• _Qué se pide_
En el texto sobre el insomnio, ¿qué hora es según la primera oración?

• _Texto proporcionado_
<<<<

Son casi las dos de la madrugada. Y no duermo. Aquí estoy, recibiendo radiación luminosa de la pantalla, la gran fuente de mis desvelos. Todo me da vueltas en un círculo infinito. Él y las cosas. Las cosas y él. En un lado él y en el otro lado las cosas. En realidad, sólo es más de lo de siempre. La dosis diaria de paja mental es mi alimento. Y todo volverá a su cauce pronto.
Pero yo continuaré insomne, como una criatura nocturna. Fijaré los grandes ojos en el techo y miraré la noche, tocaré la oscuridad con ellos, nadaré en las aguas abisales como un pez monstruoso que porta la luz. Seguiré arrancando estrellas, una a una, y las arrojaré a la hoguera. Y después me sumergiré en el abismo, de nuevo, con una luciérnaga en la cabeza, con mi color pálido de muerte. Me quedaré ahí, esperando a la nada con ansia.

>>>>

• _Datos para revisar_
<<<<

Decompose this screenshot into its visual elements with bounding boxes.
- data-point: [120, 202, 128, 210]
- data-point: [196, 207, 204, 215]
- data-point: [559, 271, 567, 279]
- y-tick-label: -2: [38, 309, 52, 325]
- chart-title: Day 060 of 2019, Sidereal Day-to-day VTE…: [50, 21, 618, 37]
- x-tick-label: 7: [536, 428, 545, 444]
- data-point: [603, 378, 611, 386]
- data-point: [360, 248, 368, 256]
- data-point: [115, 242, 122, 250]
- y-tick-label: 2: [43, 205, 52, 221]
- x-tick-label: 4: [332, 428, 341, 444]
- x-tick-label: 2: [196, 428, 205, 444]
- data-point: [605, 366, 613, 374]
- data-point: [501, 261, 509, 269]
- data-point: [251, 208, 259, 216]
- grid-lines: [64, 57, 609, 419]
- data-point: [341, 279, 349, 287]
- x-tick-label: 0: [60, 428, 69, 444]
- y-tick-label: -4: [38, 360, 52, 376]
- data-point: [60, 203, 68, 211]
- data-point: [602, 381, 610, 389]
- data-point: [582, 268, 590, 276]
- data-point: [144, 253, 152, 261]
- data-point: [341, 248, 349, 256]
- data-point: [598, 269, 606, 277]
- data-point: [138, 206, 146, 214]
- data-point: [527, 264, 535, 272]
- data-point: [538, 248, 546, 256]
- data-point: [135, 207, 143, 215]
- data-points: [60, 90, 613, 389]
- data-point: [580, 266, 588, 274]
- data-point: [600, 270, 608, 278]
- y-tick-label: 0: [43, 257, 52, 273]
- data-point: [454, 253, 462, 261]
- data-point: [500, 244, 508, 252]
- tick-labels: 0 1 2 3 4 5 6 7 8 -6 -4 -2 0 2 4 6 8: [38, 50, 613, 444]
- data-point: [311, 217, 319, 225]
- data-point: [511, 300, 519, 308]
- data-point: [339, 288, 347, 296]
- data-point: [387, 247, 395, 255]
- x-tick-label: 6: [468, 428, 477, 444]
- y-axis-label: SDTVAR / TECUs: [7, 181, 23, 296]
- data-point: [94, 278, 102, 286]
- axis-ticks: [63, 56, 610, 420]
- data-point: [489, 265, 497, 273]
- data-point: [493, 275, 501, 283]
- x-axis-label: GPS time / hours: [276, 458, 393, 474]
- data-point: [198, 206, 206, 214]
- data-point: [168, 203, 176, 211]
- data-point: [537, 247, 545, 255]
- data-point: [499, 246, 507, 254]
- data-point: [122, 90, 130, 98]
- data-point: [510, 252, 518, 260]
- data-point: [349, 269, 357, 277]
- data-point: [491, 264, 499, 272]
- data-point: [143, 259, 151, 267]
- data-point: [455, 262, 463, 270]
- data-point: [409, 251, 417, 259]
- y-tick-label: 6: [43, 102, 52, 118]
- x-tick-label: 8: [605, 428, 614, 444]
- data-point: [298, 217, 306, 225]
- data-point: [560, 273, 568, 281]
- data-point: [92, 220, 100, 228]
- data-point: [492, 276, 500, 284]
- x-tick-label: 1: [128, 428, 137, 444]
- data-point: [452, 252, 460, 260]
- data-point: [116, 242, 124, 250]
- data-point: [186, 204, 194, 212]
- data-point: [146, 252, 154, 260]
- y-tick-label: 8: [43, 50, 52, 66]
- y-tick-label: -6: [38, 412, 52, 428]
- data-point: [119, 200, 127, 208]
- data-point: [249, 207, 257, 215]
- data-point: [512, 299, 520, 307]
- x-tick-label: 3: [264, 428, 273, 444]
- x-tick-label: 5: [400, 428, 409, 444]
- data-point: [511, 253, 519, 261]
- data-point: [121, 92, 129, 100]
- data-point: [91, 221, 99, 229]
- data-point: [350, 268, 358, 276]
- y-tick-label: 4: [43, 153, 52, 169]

>>>>

• _Resultado_
Son casi las dos de la madrugada.